• [Given data]
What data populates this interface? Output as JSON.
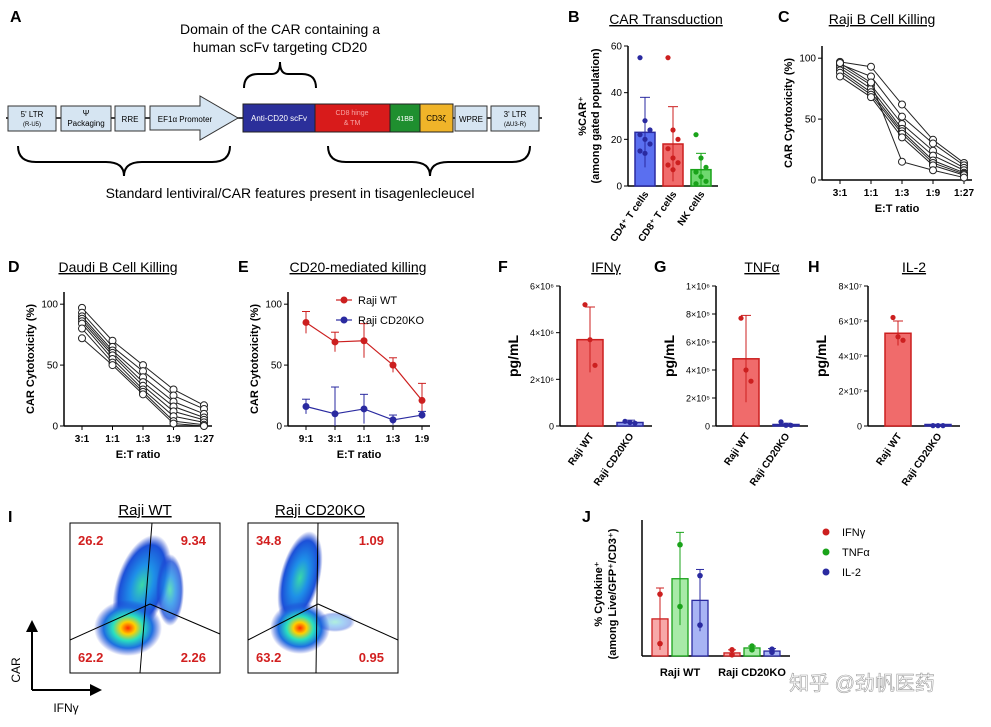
{
  "panel_letters": [
    "A",
    "B",
    "C",
    "D",
    "E",
    "F",
    "G",
    "H",
    "I",
    "J"
  ],
  "colors": {
    "blue_series": "#2a2aa0",
    "red_series": "#cc1f1f",
    "green_series": "#1aa31a",
    "bar_red_fill": "#f06b6b",
    "bar_blue_fill": "#5a6ff0",
    "bar_green_fill": "#6fd86f",
    "construct_box": "#d6e5f2",
    "construct_scfv": "#2b2f9a",
    "construct_cd8": "#d81b1b",
    "construct_41bb": "#1f8f2f",
    "construct_cd3z": "#f0b429"
  },
  "panelA": {
    "top_label_line1": "Domain of the CAR containing a",
    "top_label_line2": "human scFv targeting CD20",
    "bottom_label": "Standard lentiviral/CAR features present in tisagenlecleucel",
    "elements": [
      {
        "id": "ltr5",
        "line1": "5' LTR",
        "line2": "(R-U5)"
      },
      {
        "id": "psi",
        "line1": "Ψ",
        "line2": "Packaging"
      },
      {
        "id": "rre",
        "line1": "RRE",
        "line2": ""
      },
      {
        "id": "ef1a",
        "line1": "EF1α Promoter",
        "line2": ""
      },
      {
        "id": "scfv",
        "line1": "Anti-CD20 scFv",
        "line2": ""
      },
      {
        "id": "cd8",
        "line1": "CD8 hinge",
        "line2": "& TM"
      },
      {
        "id": "bb",
        "line1": "41BB",
        "line2": ""
      },
      {
        "id": "cd3z",
        "line1": "CD3ζ",
        "line2": ""
      },
      {
        "id": "wpre",
        "line1": "WPRE",
        "line2": ""
      },
      {
        "id": "ltr3",
        "line1": "3' LTR",
        "line2": "(ΔU3-R)"
      }
    ]
  },
  "chart_data": [
    {
      "id": "B",
      "type": "bar",
      "title": "CAR Transduction",
      "ylabel_line1": "%CAR⁺",
      "ylabel_line2": "(among gated population)",
      "categories": [
        "CD4⁺ T cells",
        "CD8⁺ T cells",
        "NK cells"
      ],
      "values": [
        23,
        18,
        7
      ],
      "errors": [
        15,
        16,
        7
      ],
      "points": [
        [
          55,
          28,
          24,
          22,
          20,
          18,
          15,
          14
        ],
        [
          55,
          24,
          20,
          16,
          12,
          10,
          9,
          7
        ],
        [
          22,
          12,
          8,
          6,
          4,
          2,
          1
        ]
      ],
      "ylim": [
        0,
        60
      ],
      "yticks": [
        "0",
        "20",
        "40",
        "60"
      ]
    },
    {
      "id": "C",
      "type": "line",
      "title": "Raji B Cell Killing",
      "ylabel": "CAR Cytotoxicity (%)",
      "xlabel": "E:T ratio",
      "categories": [
        "3:1",
        "1:1",
        "1:3",
        "1:9",
        "1:27"
      ],
      "ylim": [
        0,
        110
      ],
      "yticks": [
        "0",
        "50",
        "100"
      ],
      "series": [
        [
          97,
          93,
          62,
          33,
          14
        ],
        [
          95,
          85,
          52,
          30,
          12
        ],
        [
          94,
          78,
          46,
          24,
          10
        ],
        [
          92,
          75,
          42,
          20,
          8
        ],
        [
          90,
          72,
          40,
          16,
          6
        ],
        [
          88,
          70,
          38,
          14,
          5
        ],
        [
          85,
          68,
          35,
          12,
          4
        ],
        [
          96,
          80,
          15,
          8,
          2
        ]
      ]
    },
    {
      "id": "D",
      "type": "line",
      "title": "Daudi B Cell Killing",
      "ylabel": "CAR Cytotoxicity (%)",
      "xlabel": "E:T ratio",
      "categories": [
        "3:1",
        "1:1",
        "1:3",
        "1:9",
        "1:27"
      ],
      "ylim": [
        0,
        110
      ],
      "yticks": [
        "0",
        "50",
        "100"
      ],
      "series": [
        [
          97,
          70,
          50,
          30,
          17
        ],
        [
          93,
          65,
          45,
          25,
          14
        ],
        [
          90,
          62,
          40,
          20,
          10
        ],
        [
          88,
          60,
          36,
          16,
          7
        ],
        [
          86,
          58,
          33,
          12,
          5
        ],
        [
          84,
          55,
          30,
          8,
          3
        ],
        [
          80,
          52,
          28,
          4,
          1
        ],
        [
          72,
          50,
          26,
          2,
          0
        ]
      ]
    },
    {
      "id": "E",
      "type": "line",
      "title": "CD20-mediated killing",
      "ylabel": "CAR Cytotoxicity (%)",
      "xlabel": "E:T ratio",
      "categories": [
        "9:1",
        "3:1",
        "1:1",
        "1:3",
        "1:9"
      ],
      "ylim": [
        0,
        110
      ],
      "yticks": [
        "0",
        "50",
        "100"
      ],
      "legend": [
        "Raji WT",
        "Raji CD20KO"
      ],
      "series": [
        {
          "name": "Raji WT",
          "values": [
            85,
            69,
            70,
            50,
            21
          ],
          "errors": [
            9,
            8,
            14,
            6,
            14
          ]
        },
        {
          "name": "Raji CD20KO",
          "values": [
            16,
            10,
            14,
            5,
            9
          ],
          "errors": [
            6,
            22,
            12,
            4,
            3
          ]
        }
      ]
    },
    {
      "id": "F",
      "type": "bar",
      "title": "IFNγ",
      "ylabel": "pg/mL",
      "categories": [
        "Raji WT",
        "Raji CD20KO"
      ],
      "values": [
        3700000,
        150000
      ],
      "errors": [
        1400000,
        100000
      ],
      "points": [
        [
          5200000,
          3700000,
          2600000
        ],
        [
          200000,
          150000,
          120000
        ]
      ],
      "ylim": [
        0,
        6000000
      ],
      "yticks": [
        "0",
        "2×10⁶",
        "4×10⁶",
        "6×10⁶"
      ]
    },
    {
      "id": "G",
      "type": "bar",
      "title": "TNFα",
      "ylabel": "pg/mL",
      "categories": [
        "Raji WT",
        "Raji CD20KO"
      ],
      "values": [
        480000,
        10000
      ],
      "errors": [
        310000,
        10000
      ],
      "points": [
        [
          770000,
          400000,
          320000
        ],
        [
          30000,
          5000,
          5000
        ]
      ],
      "ylim": [
        0,
        1000000
      ],
      "yticks": [
        "0",
        "2×10⁵",
        "4×10⁵",
        "6×10⁵",
        "8×10⁵",
        "1×10⁶"
      ]
    },
    {
      "id": "H",
      "type": "bar",
      "title": "IL-2",
      "ylabel": "pg/mL",
      "categories": [
        "Raji WT",
        "Raji CD20KO"
      ],
      "values": [
        53000000,
        200000
      ],
      "errors": [
        7000000,
        100000
      ],
      "points": [
        [
          62000000,
          51000000,
          49000000
        ],
        [
          200000,
          200000,
          200000
        ]
      ],
      "ylim": [
        0,
        80000000
      ],
      "yticks": [
        "0",
        "2×10⁷",
        "4×10⁷",
        "6×10⁷",
        "8×10⁷"
      ]
    },
    {
      "id": "J",
      "type": "bar",
      "ylabel_line1": "% Cytokine⁺",
      "ylabel_line2": "(among Live/GFP⁺/CD3⁺)",
      "categories": [
        "Raji WT",
        "Raji CD20KO"
      ],
      "series": [
        {
          "name": "IFNγ",
          "values": [
            6,
            0.5
          ],
          "errors": [
            5,
            0.5
          ],
          "points": [
            [
              10,
              2
            ],
            [
              1,
              0.2
            ]
          ]
        },
        {
          "name": "TNFα",
          "values": [
            12.5,
            1.3
          ],
          "errors": [
            7.5,
            0.3
          ],
          "points": [
            [
              18,
              8
            ],
            [
              1.6,
              1.0
            ]
          ]
        },
        {
          "name": "IL-2",
          "values": [
            9,
            0.8
          ],
          "errors": [
            5,
            0.4
          ],
          "points": [
            [
              13,
              5
            ],
            [
              1.1,
              0.6
            ]
          ]
        }
      ],
      "legend": [
        "IFNγ",
        "TNFα",
        "IL-2"
      ],
      "ylim": [
        0,
        22
      ],
      "yticks": []
    }
  ],
  "panelI": {
    "titles": [
      "Raji WT",
      "Raji CD20KO"
    ],
    "quadrants": [
      {
        "ul": "26.2",
        "ur": "9.34",
        "ll": "62.2",
        "lr": "2.26"
      },
      {
        "ul": "34.8",
        "ur": "1.09",
        "ll": "63.2",
        "lr": "0.95"
      }
    ],
    "axis_y": "CAR",
    "axis_x": "IFNγ"
  },
  "watermark": "知乎 @劲帆医药"
}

• [Description of the task]
Only a number is wanted here: how many lines of the material contain the string "among".

• [Output for this task]
2